_What is asked_. Every entry that follows should be repeated exactly; drop the images.

_Materials provided_.
* * * *

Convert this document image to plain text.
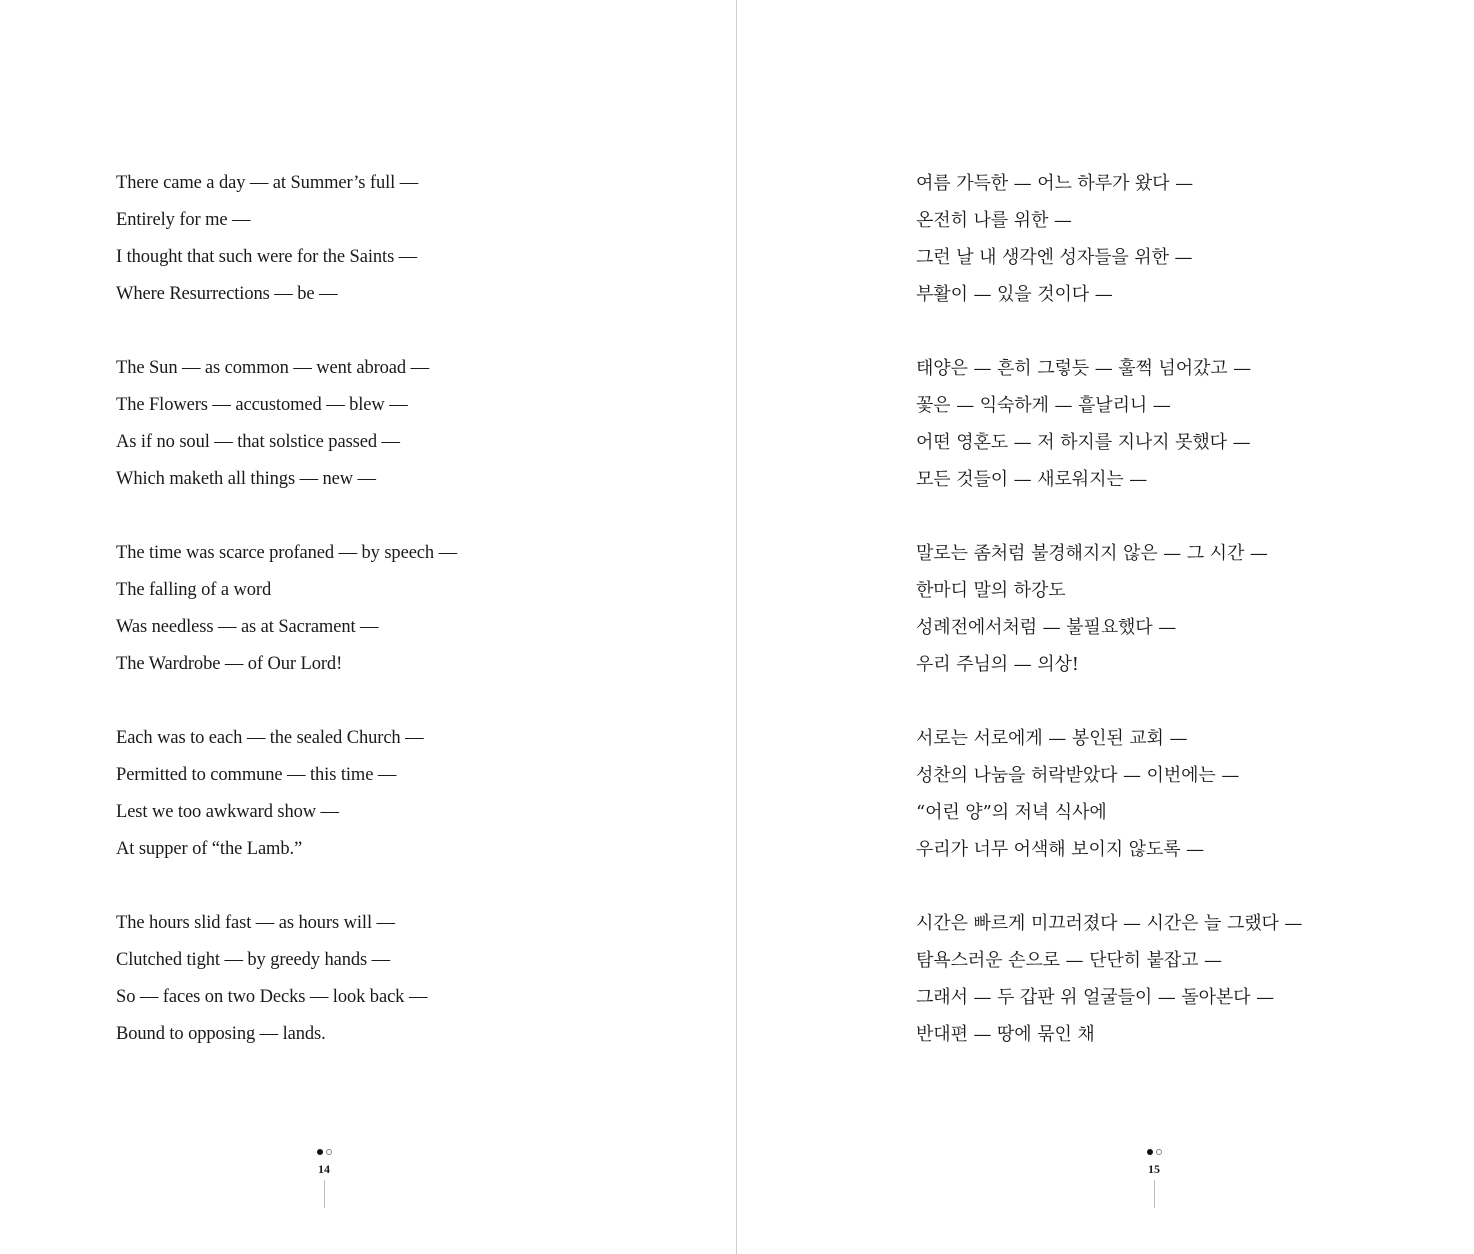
There came a day — at Summer’s full —
Entirely for me —
I thought that such were for the Saints —
Where Resurrections — be —
The Sun — as common — went abroad —
The Flowers — accustomed — blew —
As if no soul — that solstice passed —
Which maketh all things — new —
The time was scarce profaned — by speech —
The falling of a word
Was needless — as at Sacrament —
The Wardrobe — of Our Lord!
Each was to each — the sealed Church —
Permitted to commune — this time —
Lest we too awkward show —
At supper of “the Lamb.”
The hours slid fast — as hours will —
Clutched tight — by greedy hands —
So — faces on two Decks — look back —
Bound to opposing — lands.
14
여름 가득한 — 어느 하루가 왔다 —
온전히 나를 위한 —
그런 날 내 생각엔 성자들을 위한 —
부활이 — 있을 것이다 —
태양은 — 흔히 그렇듯 — 훌쩍 넘어갔고 —
꽃은 — 익숙하게 — 흩날리니 —
어떤 영혼도 — 저 하지를 지나지 못했다 —
모든 것들이 — 새로워지는 —
말로는 좀처럼 불경해지지 않은 — 그 시간 —
한마디 말의 하강도
성례전에서처럼 — 불필요했다 —
우리 주님의 — 의상!
서로는 서로에게 — 봉인된 교회 —
성찬의 나눔을 허락받았다 — 이번에는 —
“어린 양”의 저녁 식사에
우리가 너무 어색해 보이지 않도록 —
시간은 빠르게 미끄러졌다 — 시간은 늘 그랬다 —
탐욕스러운 손으로 — 단단히 붙잡고 —
그래서 — 두 갑판 위 얼굴들이 — 돌아본다 —
반대편 — 땅에 묶인 채
15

* * * *

_Response to the task_.
Convert this document image to plain text.
There came a day — at Summer’s full —
Entirely for me —
I thought that such were for the Saints —
Where Resurrections — be —
The Sun — as common — went abroad —
The Flowers — accustomed — blew —
As if no soul — that solstice passed —
Which maketh all things — new —
The time was scarce profaned — by speech —
The falling of a word
Was needless — as at Sacrament —
The Wardrobe — of Our Lord!
Each was to each — the sealed Church —
Permitted to commune — this time —
Lest we too awkward show —
At supper of “the Lamb.”
The hours slid fast — as hours will —
Clutched tight — by greedy hands —
So — faces on two Decks — look back —
Bound to opposing — lands.
14
여름 가득한 — 어느 하루가 왔다 —
온전히 나를 위한 —
그런 날 내 생각엔 성자들을 위한 —
부활이 — 있을 것이다 —
태양은 — 흔히 그렇듯 — 훌쩍 넘어갔고 —
꽃은 — 익숙하게 — 흩날리니 —
어떤 영혼도 — 저 하지를 지나지 못했다 —
모든 것들이 — 새로워지는 —
말로는 좀처럼 불경해지지 않은 — 그 시간 —
한마디 말의 하강도
성례전에서처럼 — 불필요했다 —
우리 주님의 — 의상!
서로는 서로에게 — 봉인된 교회 —
성찬의 나눔을 허락받았다 — 이번에는 —
“어린 양”의 저녁 식사에
우리가 너무 어색해 보이지 않도록 —
시간은 빠르게 미끄러졌다 — 시간은 늘 그랬다 —
탐욕스러운 손으로 — 단단히 붙잡고 —
그래서 — 두 갑판 위 얼굴들이 — 돌아본다 —
반대편 — 땅에 묶인 채
15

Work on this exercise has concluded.